• **Dataset excerpts**:
..........
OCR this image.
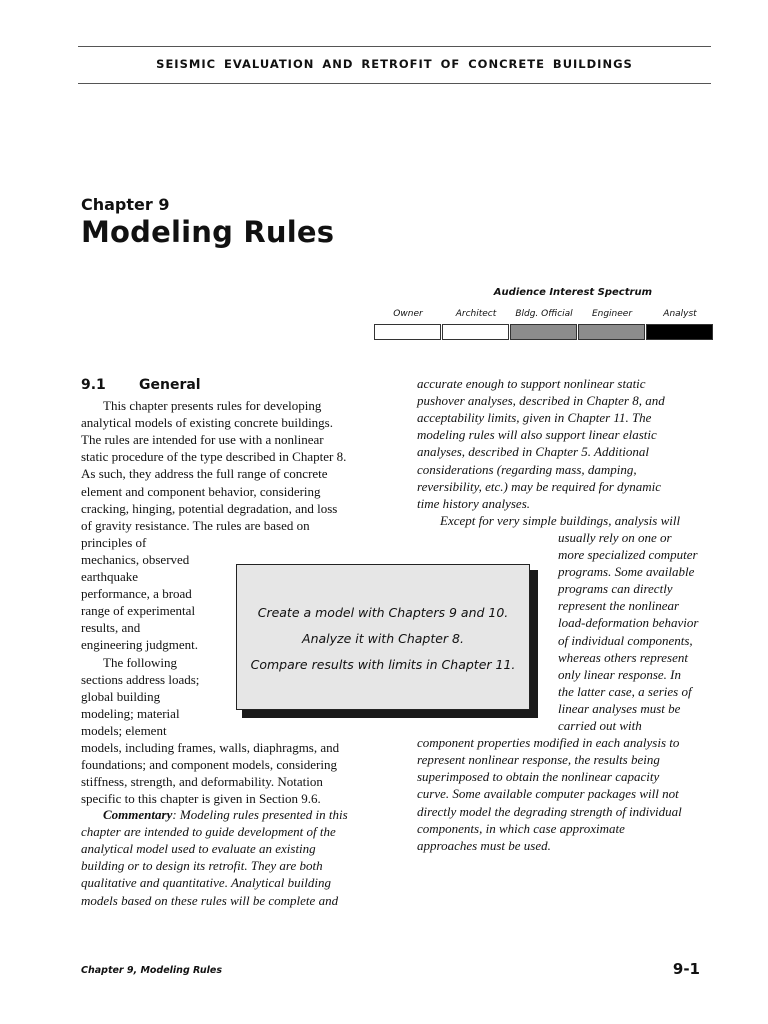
SEISMIC EVALUATION AND RETROFIT OF CONCRETE BUILDINGS
Chapter 9
Modeling Rules
Audience Interest Spectrum
Owner	Architect	Bldg. Official	Engineer	Analyst
9.1 General
This chapter presents rules for developing
analytical models of existing concrete buildings.
The rules are intended for use with a nonlinear
static procedure of the type described in Chapter 8.
As such, they address the full range of concrete
element and component behavior, considering
cracking, hinging, potential degradation, and loss
of gravity resistance. The rules are based on
principles of
mechanics, observed
earthquake
performance, a broad
range of experimental
results, and
engineering judgment.
The following
sections address loads;
global building
modeling; material
models; element
models, including frames, walls, diaphragms, and
foundations; and component models, considering
stiffness, strength, and deformability. Notation
specific to this chapter is given in Section 9.6.
Commentary: Modeling rules presented in this
chapter are intended to guide development of the
analytical model used to evaluate an existing
building or to design its retrofit. They are both
qualitative and quantitative. Analytical building
models based on these rules will be complete and
accurate enough to support nonlinear static
pushover analyses, described in Chapter 8, and
acceptability limits, given in Chapter 11. The
modeling rules will also support linear elastic
analyses, described in Chapter 5. Additional
considerations (regarding mass, damping,
reversibility, etc.) may be required for dynamic
time history analyses.
Except for very simple buildings, analysis will
usually rely on one or
more specialized computer
programs. Some available
programs can directly
represent the nonlinear
load-deformation behavior
of individual components,
whereas others represent
only linear response. In
the latter case, a series of
linear analyses must be
carried out with
component properties modified in each analysis to
represent nonlinear response, the results being
superimposed to obtain the nonlinear capacity
curve. Some available computer packages will not
directly model the degrading strength of individual
components, in which case approximate
approaches must be used.
Create a model with Chapters 9 and 10.
Analyze it with Chapter 8.
Compare results with limits in Chapter 11.
Chapter 9, Modeling Rules	9-1
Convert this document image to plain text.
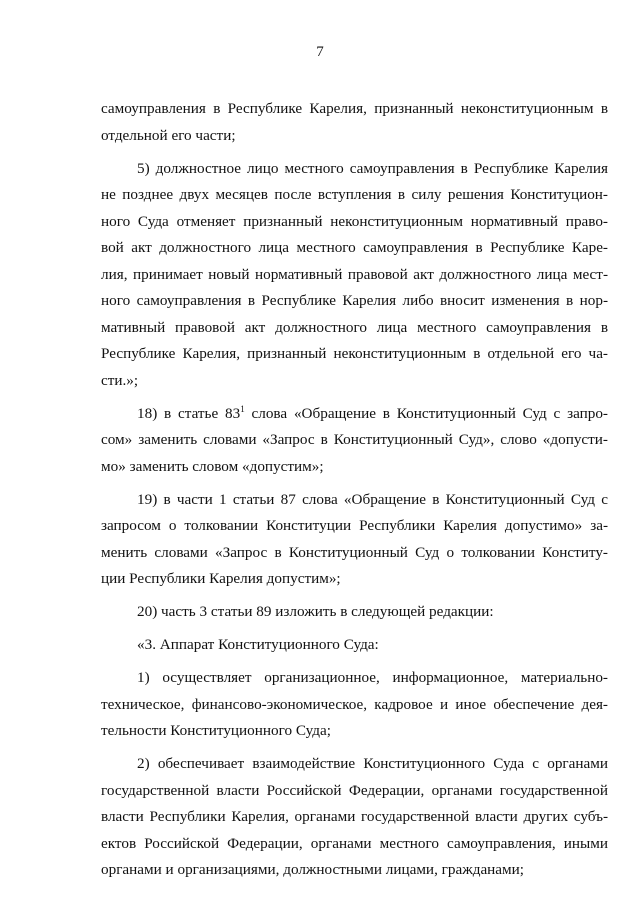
7
самоуправления в Республике Карелия, признанный неконституционным в
отдельной его части;
5) должностное лицо местного самоуправления в Республике Карелия
не позднее двух месяцев после вступления в силу решения Конституцион-
ного Суда отменяет признанный неконституционным нормативный право-
вой акт должностного лица местного самоуправления в Республике Каре-
лия, принимает новый нормативный правовой акт должностного лица мест-
ного самоуправления в Республике Карелия либо вносит изменения в нор-
мативный правовой акт должностного лица местного самоуправления в
Республике Карелия, признанный неконституционным в отдельной его ча-
сти.»;
18) в статье $83^1$ слова «Обращение в Конституционный Суд с запро-
сом» заменить словами «Запрос в Конституционный Суд», слово «допусти-
мо» заменить словом «допустим»;
19) в части 1 статьи 87 слова «Обращение в Конституционный Суд с
запросом о толковании Конституции Республики Карелия допустимо» за-
менить словами «Запрос в Конституционный Суд о толковании Конститу-
ции Республики Карелия допустим»;
20) часть 3 статьи 89 изложить в следующей редакции:
«3. Аппарат Конституционного Суда:
1) осуществляет организационное, информационное, материально-
техническое, финансово-экономическое, кадровое и иное обеспечение дея-
тельности Конституционного Суда;
2) обеспечивает взаимодействие Конституционного Суда с органами
государственной власти Российской Федерации, органами государственной
власти Республики Карелия, органами государственной власти других субъ-
ектов Российской Федерации, органами местного самоуправления, иными
органами и организациями, должностными лицами, гражданами;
..........
• **Task description**: Of the lines above, how many include the word "limits"? Reply with the number alone.

• **Finished exercise**: 2